Problem details:
Would you transcribe the whole listing exactly, minus its pictures?

Extracts from a graphics dataset:
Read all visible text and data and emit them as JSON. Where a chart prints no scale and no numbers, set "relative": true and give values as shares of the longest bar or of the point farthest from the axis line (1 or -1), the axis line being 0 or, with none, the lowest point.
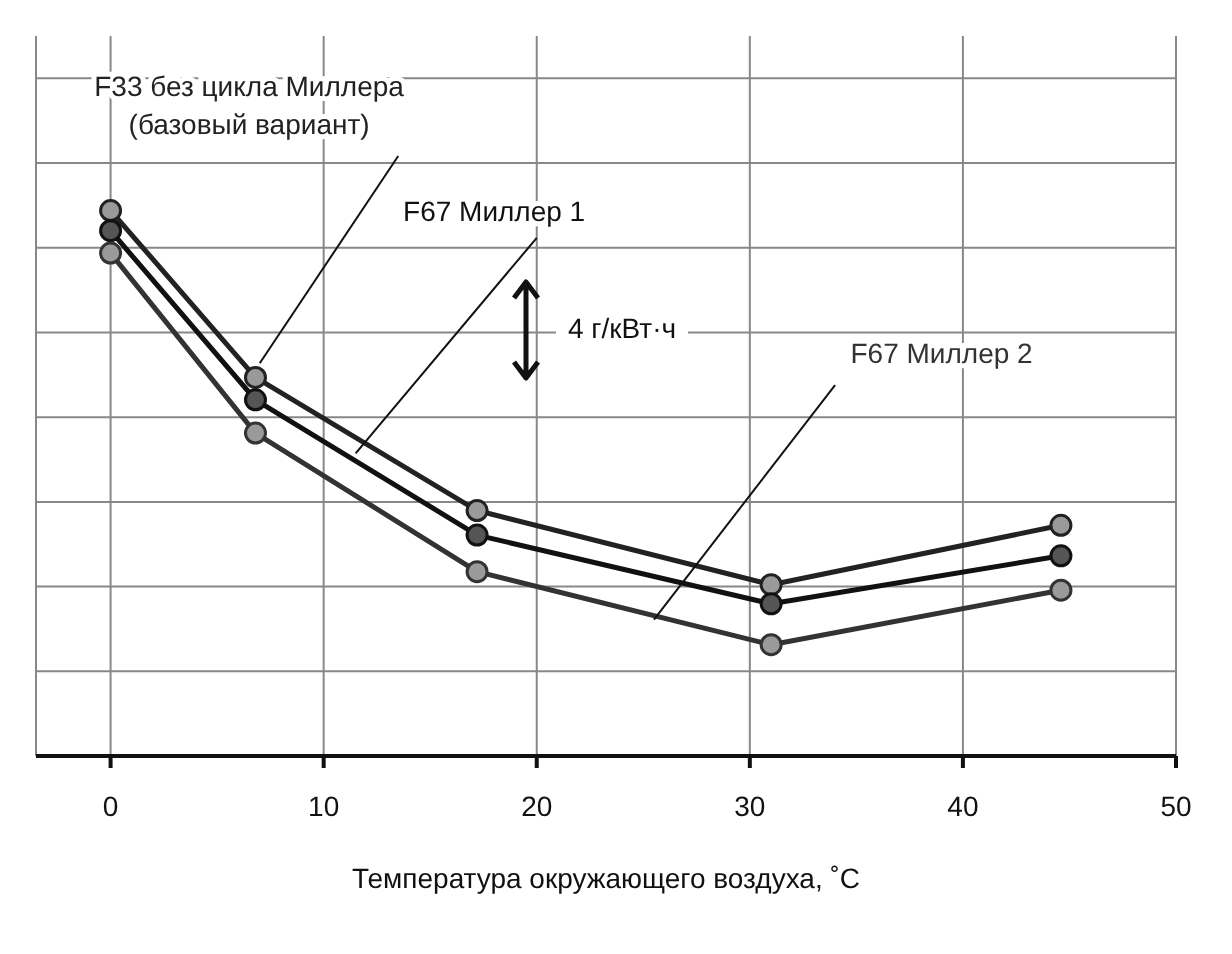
{
  "chart_data": {
    "type": "line",
    "relative": true,
    "xlabel": "Температура окружающего воздуха, ˚C",
    "x": [
      0,
      6.8,
      17.2,
      31,
      44.6
    ],
    "xlim": [
      -3.5,
      50
    ],
    "xticks": [
      0,
      10,
      20,
      30,
      40,
      50
    ],
    "grid": true,
    "marker": "circle",
    "line_style": "solid",
    "legend": false,
    "series": [
      {
        "name": "F33 без цикла Миллера (базовый вариант)",
        "color": "#222222",
        "values": [
          1,
          0.694,
          0.45,
          0.314,
          0.423
        ]
      },
      {
        "name": "F67 Миллер 1",
        "color": "#111111",
        "values": [
          0.963,
          0.653,
          0.405,
          0.279,
          0.367
        ]
      },
      {
        "name": "F67 Миллер 2",
        "color": "#333333",
        "values": [
          0.922,
          0.592,
          0.338,
          0.204,
          0.304
        ]
      }
    ],
    "annotations": [
      "4 г/кВт·ч"
    ]
  }
}
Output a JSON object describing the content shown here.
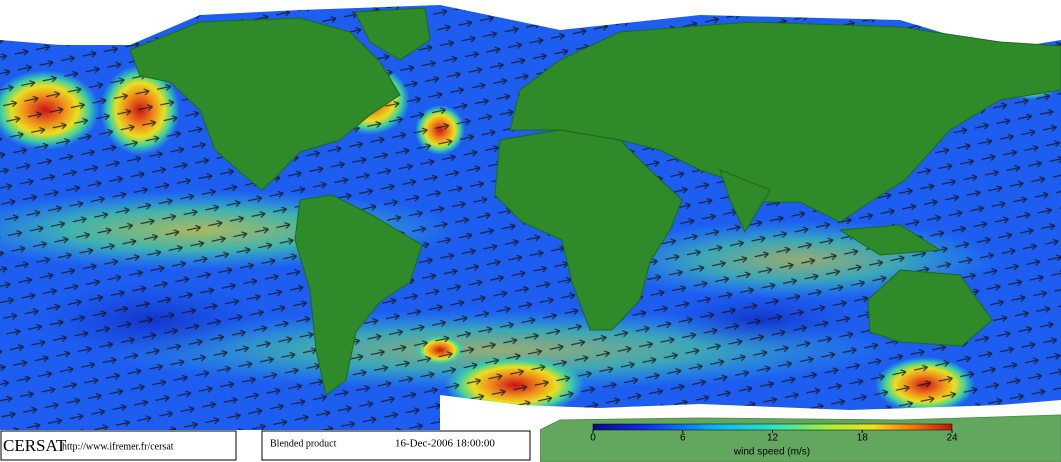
{
  "header": {
    "logo": "CERSAT",
    "url": "http://www.ifremer.fr/cersat",
    "product": "Blended product",
    "date": "16-Dec-2006 18:00:00"
  },
  "colorbar": {
    "label": "wind speed (m/s)",
    "lim": [
      0,
      24
    ],
    "ticks": [
      0,
      6,
      12,
      18,
      24
    ]
  }
}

Result for this exercise:
Read all visible text and data and emit them as JSON. Where a chart prints no scale and no numbers, set "relative": true and give values as shares of the longest bar or of the point farthest from the axis line (1 or -1), the axis line being 0 or, with none, the lowest point.
{
  "chart_data": {
    "type": "line",
    "relative": true,
    "xlabel": "Температура окружающего воздуха, ˚C",
    "x": [
      0,
      6.8,
      17.2,
      31,
      44.6
    ],
    "xlim": [
      -3.5,
      50
    ],
    "xticks": [
      0,
      10,
      20,
      30,
      40,
      50
    ],
    "grid": true,
    "marker": "circle",
    "line_style": "solid",
    "legend": false,
    "series": [
      {
        "name": "F33 без цикла Миллера (базовый вариант)",
        "color": "#222222",
        "values": [
          1,
          0.694,
          0.45,
          0.314,
          0.423
        ]
      },
      {
        "name": "F67 Миллер 1",
        "color": "#111111",
        "values": [
          0.963,
          0.653,
          0.405,
          0.279,
          0.367
        ]
      },
      {
        "name": "F67 Миллер 2",
        "color": "#333333",
        "values": [
          0.922,
          0.592,
          0.338,
          0.204,
          0.304
        ]
      }
    ],
    "annotations": [
      "4 г/кВт·ч"
    ]
  }
}
Output a JSON object describing the content shown here.
{
  "header": {
    "logo": "CERSAT",
    "url": "http://www.ifremer.fr/cersat",
    "product": "Blended product",
    "date": "16-Dec-2006 18:00:00"
  },
  "colorbar": {
    "label": "wind speed (m/s)",
    "lim": [
      0,
      24
    ],
    "ticks": [
      0,
      6,
      12,
      18,
      24
    ]
  }
}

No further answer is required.